Stored data:
################

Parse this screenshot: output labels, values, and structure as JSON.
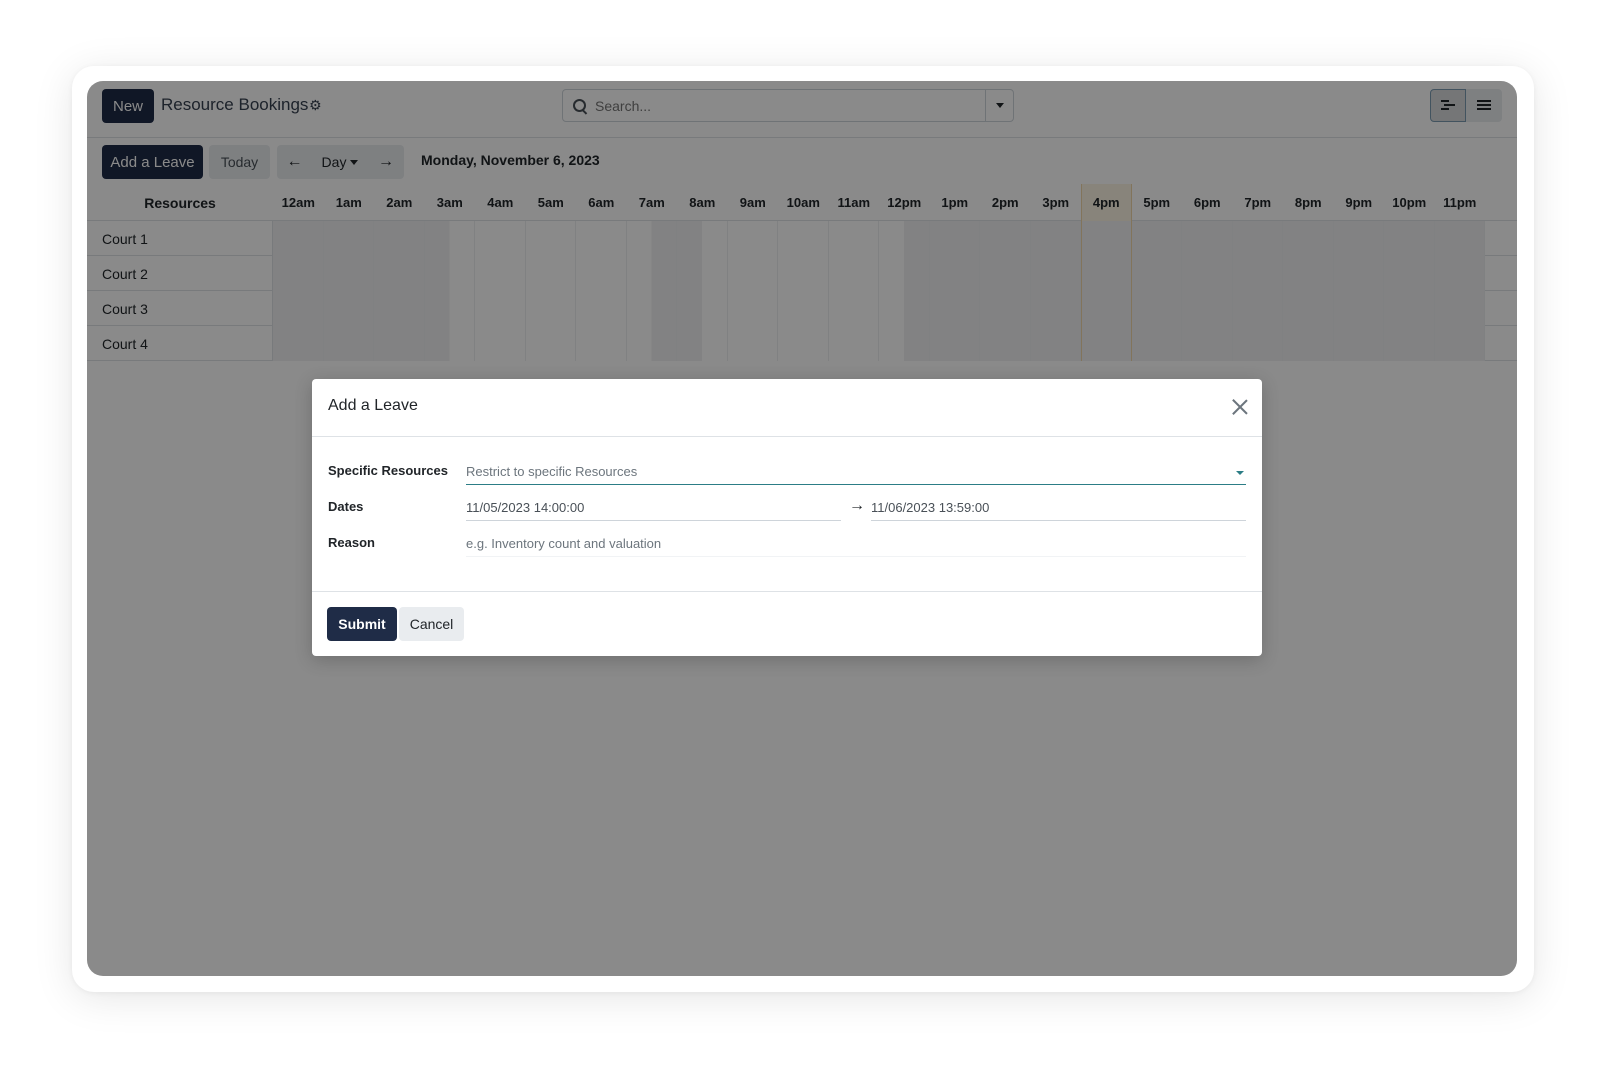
{
  "control_panel": {
    "new_label": "New",
    "title": "Resource Bookings",
    "search_placeholder": "Search...",
    "add_leave_label": "Add a Leave",
    "today_label": "Today",
    "prev_arrow": "←",
    "scale_label": "Day",
    "next_arrow": "→",
    "current_date": "Monday, November 6, 2023",
    "views": [
      "gantt-view-icon",
      "list-view-icon"
    ]
  },
  "gantt": {
    "resources_title": "Resources",
    "hours": [
      "12am",
      "1am",
      "2am",
      "3am",
      "4am",
      "5am",
      "6am",
      "7am",
      "8am",
      "9am",
      "10am",
      "11am",
      "12pm",
      "1pm",
      "2pm",
      "3pm",
      "4pm",
      "5pm",
      "6pm",
      "7pm",
      "8pm",
      "9pm",
      "10pm",
      "11pm"
    ],
    "highlighted_hour": "4pm",
    "rows": [
      "Court 1",
      "Court 2",
      "Court 3",
      "Court 4"
    ]
  },
  "dialog": {
    "title": "Add a Leave",
    "resources_label": "Specific Resources",
    "resources_placeholder": "Restrict to specific Resources",
    "dates_label": "Dates",
    "date_start": "11/05/2023 14:00:00",
    "date_arrow": "→",
    "date_end": "11/06/2023 13:59:00",
    "reason_label": "Reason",
    "reason_placeholder": "e.g. Inventory count and valuation",
    "submit_label": "Submit",
    "cancel_label": "Cancel"
  },
  "colors": {
    "primary_dark": "#1f2c47",
    "accent": "#2c7d86",
    "today_highlight": "#fbf4e4"
  }
}
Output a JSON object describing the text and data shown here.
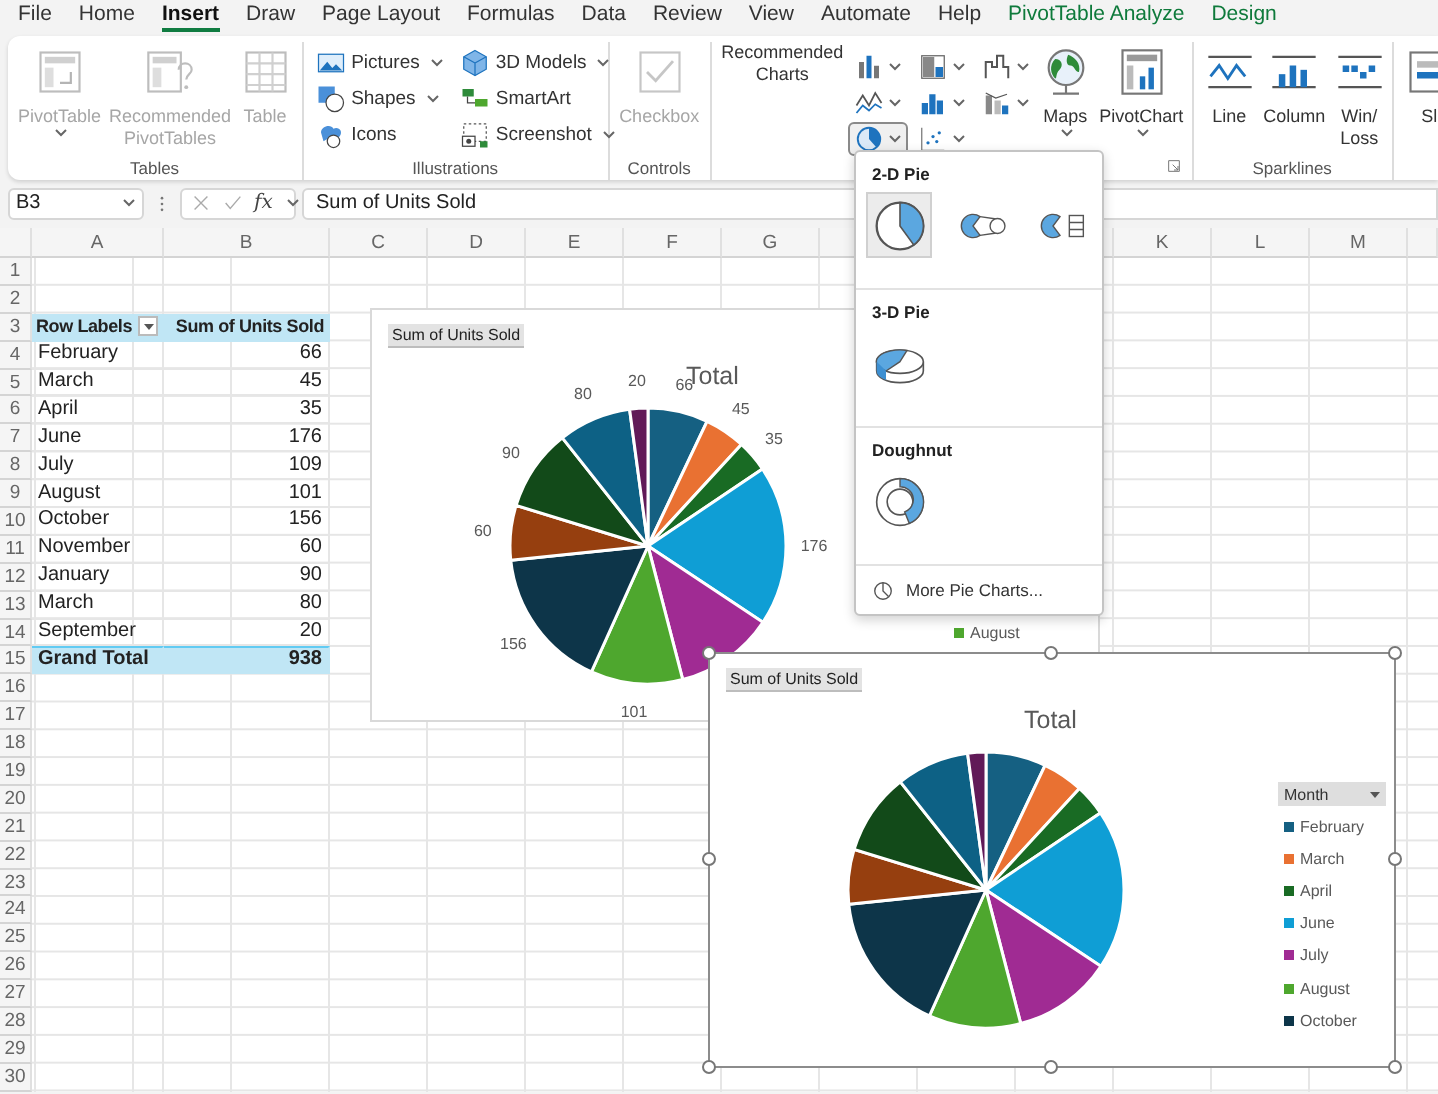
{
  "menu_tabs": [
    {
      "label": "File",
      "selected": false,
      "kind": "standard"
    },
    {
      "label": "Home",
      "selected": false,
      "kind": "standard"
    },
    {
      "label": "Insert",
      "selected": true,
      "kind": "standard"
    },
    {
      "label": "Draw",
      "selected": false,
      "kind": "standard"
    },
    {
      "label": "Page Layout",
      "selected": false,
      "kind": "standard"
    },
    {
      "label": "Formulas",
      "selected": false,
      "kind": "standard"
    },
    {
      "label": "Data",
      "selected": false,
      "kind": "standard"
    },
    {
      "label": "Review",
      "selected": false,
      "kind": "standard"
    },
    {
      "label": "View",
      "selected": false,
      "kind": "standard"
    },
    {
      "label": "Automate",
      "selected": false,
      "kind": "standard"
    },
    {
      "label": "Help",
      "selected": false,
      "kind": "standard"
    },
    {
      "label": "PivotTable Analyze",
      "selected": false,
      "kind": "contextual"
    },
    {
      "label": "Design",
      "selected": false,
      "kind": "contextual"
    }
  ],
  "ribbon": {
    "groups": [
      {
        "label": "Tables",
        "kind": "large",
        "controls": [
          {
            "label": "PivotTable",
            "kind": "pivottable",
            "disabled": true,
            "menu": true
          },
          {
            "label": "Recommended\nPivotTables",
            "kind": "recpivot",
            "disabled": true,
            "menu": false
          },
          {
            "label": "Table",
            "kind": "table",
            "disabled": true,
            "menu": false
          }
        ]
      },
      {
        "label": "Illustrations",
        "kind": "small",
        "controls": [
          {
            "label": "Pictures",
            "kind": "pictures",
            "disabled": false,
            "menu": true
          },
          {
            "label": "Shapes",
            "kind": "shapes",
            "disabled": false,
            "menu": true
          },
          {
            "label": "Icons",
            "kind": "icons",
            "disabled": false,
            "menu": false
          },
          {
            "label": "3D Models",
            "kind": "models",
            "disabled": false,
            "menu": true
          },
          {
            "label": "SmartArt",
            "kind": "smartart",
            "disabled": false,
            "menu": false
          },
          {
            "label": "Screenshot",
            "kind": "screenshot",
            "disabled": false,
            "menu": true
          }
        ]
      },
      {
        "label": "Controls",
        "kind": "large",
        "controls": [
          {
            "label": "Checkbox",
            "kind": "checkbox",
            "disabled": true,
            "menu": false
          }
        ]
      },
      {
        "kind": "large",
        "dialog_launcher": true,
        "controls": [
          {
            "label": "Recommended\nCharts",
            "kind": "reccharts",
            "disabled": false,
            "menu": false
          },
          {
            "label": "Maps",
            "kind": "maps",
            "disabled": false,
            "menu": true
          },
          {
            "label": "PivotChart",
            "kind": "pivotchart",
            "disabled": false,
            "menu": true
          }
        ],
        "gallery": [
          {
            "kind": "column",
            "selected": false
          },
          {
            "kind": "treemap",
            "selected": false
          },
          {
            "kind": "waterfall",
            "selected": false
          },
          {
            "kind": "line",
            "selected": false
          },
          {
            "kind": "statistic",
            "selected": false
          },
          {
            "kind": "combo",
            "selected": false
          },
          {
            "kind": "pie",
            "selected": true
          },
          {
            "kind": "scatter",
            "selected": false
          }
        ]
      },
      {
        "label": "Sparklines",
        "kind": "large",
        "controls": [
          {
            "label": "Line",
            "kind": "sparkline",
            "disabled": false,
            "menu": false
          },
          {
            "label": "Column",
            "kind": "sparkcolumn",
            "disabled": false,
            "menu": false
          },
          {
            "label": "Win/\nLoss",
            "kind": "winloss",
            "disabled": false,
            "menu": false
          }
        ]
      },
      {
        "kind": "large",
        "controls": [
          {
            "label": "Sl",
            "kind": "slicer",
            "disabled": false,
            "menu": false
          }
        ]
      }
    ]
  },
  "formula_bar": {
    "name_box": "B3",
    "function_button": "fx",
    "value": "Sum of Units Sold"
  },
  "sheet": {
    "columns_left": [
      "A",
      "B",
      "C",
      "D",
      "E",
      "F",
      "G"
    ],
    "columns_right": [
      "K",
      "L",
      "M"
    ],
    "rows": [
      {
        "number": "1"
      },
      {
        "number": "2"
      },
      {
        "number": "3",
        "kind": "header",
        "cells": [
          "Row Labels",
          "Sum of Units Sold"
        ]
      },
      {
        "number": "4",
        "kind": "item",
        "cells": [
          "February",
          "66"
        ]
      },
      {
        "number": "5",
        "kind": "item",
        "cells": [
          "March",
          "45"
        ]
      },
      {
        "number": "6",
        "kind": "item",
        "cells": [
          "April",
          "35"
        ]
      },
      {
        "number": "7",
        "kind": "item",
        "cells": [
          "June",
          "176"
        ]
      },
      {
        "number": "8",
        "kind": "item",
        "cells": [
          "July",
          "109"
        ]
      },
      {
        "number": "9",
        "kind": "item",
        "cells": [
          "August",
          "101"
        ]
      },
      {
        "number": "10",
        "kind": "item",
        "cells": [
          "October",
          "156"
        ]
      },
      {
        "number": "11",
        "kind": "item",
        "cells": [
          "November",
          "60"
        ]
      },
      {
        "number": "12",
        "kind": "item",
        "cells": [
          "January",
          "90"
        ]
      },
      {
        "number": "13",
        "kind": "item",
        "cells": [
          "March",
          "80"
        ]
      },
      {
        "number": "14",
        "kind": "item",
        "cells": [
          "September",
          "20"
        ]
      },
      {
        "number": "15",
        "kind": "total",
        "cells": [
          "Grand Total",
          "938"
        ]
      },
      {
        "number": "16"
      },
      {
        "number": "17"
      },
      {
        "number": "18"
      },
      {
        "number": "19"
      },
      {
        "number": "20"
      },
      {
        "number": "21"
      },
      {
        "number": "22"
      },
      {
        "number": "23"
      },
      {
        "number": "24"
      },
      {
        "number": "25"
      },
      {
        "number": "26"
      },
      {
        "number": "27"
      },
      {
        "number": "28"
      },
      {
        "number": "29"
      },
      {
        "number": "30"
      }
    ]
  },
  "charts": [
    {
      "field_button": "Sum of Units Sold",
      "selected": false,
      "chart_data": {
        "type": "pie",
        "title": "Total",
        "series": [
          {
            "values": [
              7.04,
              4.8,
              3.73,
              18.76,
              11.62,
              10.77,
              16.63,
              6.4,
              9.59,
              8.53,
              2.13
            ],
            "colors": [
              "#156082",
              "#e97132",
              "#196b24",
              "#0f9ed5",
              "#a02b93",
              "#4ea72e",
              "#0d3549",
              "#963f0f",
              "#124a19",
              "#0d6185",
              "#611a58"
            ]
          }
        ],
        "value_labels": [
          "66",
          "45",
          "35",
          "176",
          null,
          "101",
          "156",
          "60",
          "90",
          "80",
          "20"
        ]
      },
      "legend": {
        "items": [
          {
            "name": "August",
            "color": "#4ea72e"
          }
        ]
      }
    },
    {
      "field_button": "Sum of Units Sold",
      "selected": true,
      "chart_data": {
        "type": "pie",
        "title": "Total",
        "series": [
          {
            "values": [
              7.04,
              4.8,
              3.73,
              18.76,
              11.62,
              10.77,
              16.63,
              6.4,
              9.59,
              8.53,
              2.13
            ],
            "colors": [
              "#156082",
              "#e97132",
              "#196b24",
              "#0f9ed5",
              "#a02b93",
              "#4ea72e",
              "#0d3549",
              "#963f0f",
              "#124a19",
              "#0d6185",
              "#611a58"
            ]
          }
        ]
      },
      "legend": {
        "title": "Month",
        "items": [
          {
            "name": "February",
            "color": "#156082"
          },
          {
            "name": "March",
            "color": "#e97132"
          },
          {
            "name": "April",
            "color": "#196b24"
          },
          {
            "name": "June",
            "color": "#0f9ed5"
          },
          {
            "name": "July",
            "color": "#a02b93"
          },
          {
            "name": "August",
            "color": "#4ea72e"
          },
          {
            "name": "October",
            "color": "#0d3549"
          }
        ]
      }
    }
  ],
  "pie_menu": {
    "sections": [
      {
        "heading": "2-D Pie",
        "options": [
          {
            "kind": "pie2d",
            "selected": true
          },
          {
            "kind": "pieofpie",
            "selected": false
          },
          {
            "kind": "barofpie",
            "selected": false
          }
        ]
      },
      {
        "heading": "3-D Pie",
        "options": [
          {
            "kind": "pie3d",
            "selected": false
          }
        ]
      },
      {
        "heading": "Doughnut",
        "options": [
          {
            "kind": "doughnut",
            "selected": false
          }
        ]
      }
    ],
    "more_link": "More Pie Charts..."
  }
}
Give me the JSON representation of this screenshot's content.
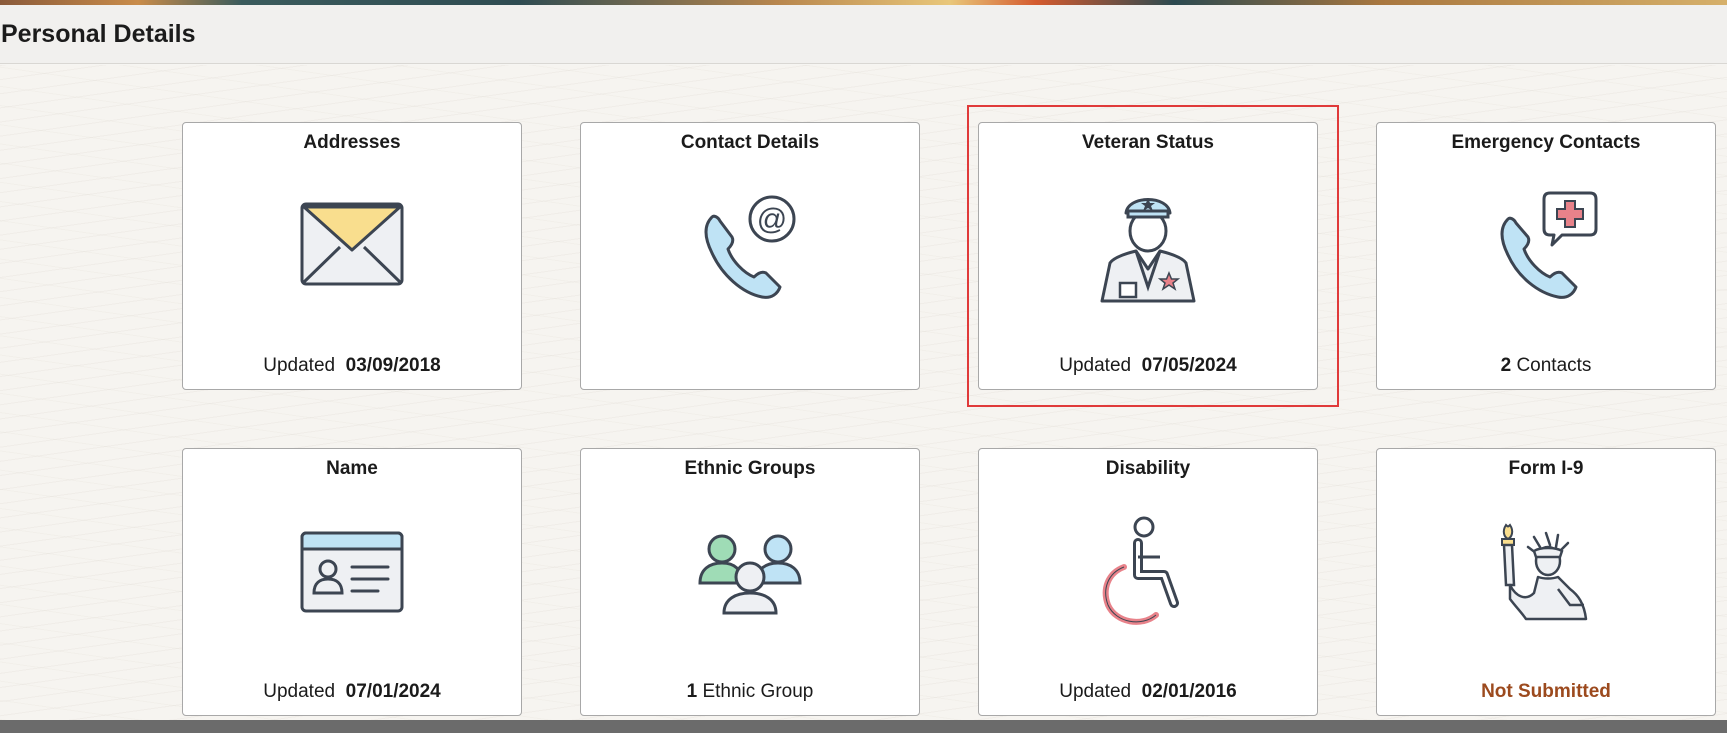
{
  "header": {
    "title": "Personal Details"
  },
  "tiles": [
    {
      "id": "addresses",
      "title": "Addresses",
      "icon": "envelope-icon",
      "footer_prefix": "Updated",
      "footer_value": "03/09/2018"
    },
    {
      "id": "contact_details",
      "title": "Contact Details",
      "icon": "phone-at-icon"
    },
    {
      "id": "veteran_status",
      "title": "Veteran Status",
      "icon": "officer-icon",
      "footer_prefix": "Updated",
      "footer_value": "07/05/2024",
      "highlighted": true
    },
    {
      "id": "emergency_contacts",
      "title": "Emergency Contacts",
      "icon": "phone-medical-icon",
      "footer_count": "2",
      "footer_suffix": "Contacts"
    },
    {
      "id": "name",
      "title": "Name",
      "icon": "id-card-icon",
      "footer_prefix": "Updated",
      "footer_value": "07/01/2024"
    },
    {
      "id": "ethnic_groups",
      "title": "Ethnic Groups",
      "icon": "people-group-icon",
      "footer_count": "1",
      "footer_suffix": "Ethnic Group"
    },
    {
      "id": "disability",
      "title": "Disability",
      "icon": "wheelchair-icon",
      "footer_prefix": "Updated",
      "footer_value": "02/01/2016"
    },
    {
      "id": "form_i9",
      "title": "Form I-9",
      "icon": "statue-of-liberty-icon",
      "footer_status": "Not Submitted"
    }
  ],
  "colors": {
    "highlight_border": "#e03a3a",
    "status_not_submitted": "#9c4a1e",
    "icon_light_blue": "#bfe3f5",
    "icon_yellow": "#f9de8e",
    "icon_green": "#9fdcb6",
    "icon_red": "#e8828a",
    "icon_outline": "#3c4552"
  }
}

################

> What is required: Look through the lines above and collect those with the word "Leave".

> Answer to this task:
    "add_leave_label": "Add a Leave",
    "title": "Add a Leave",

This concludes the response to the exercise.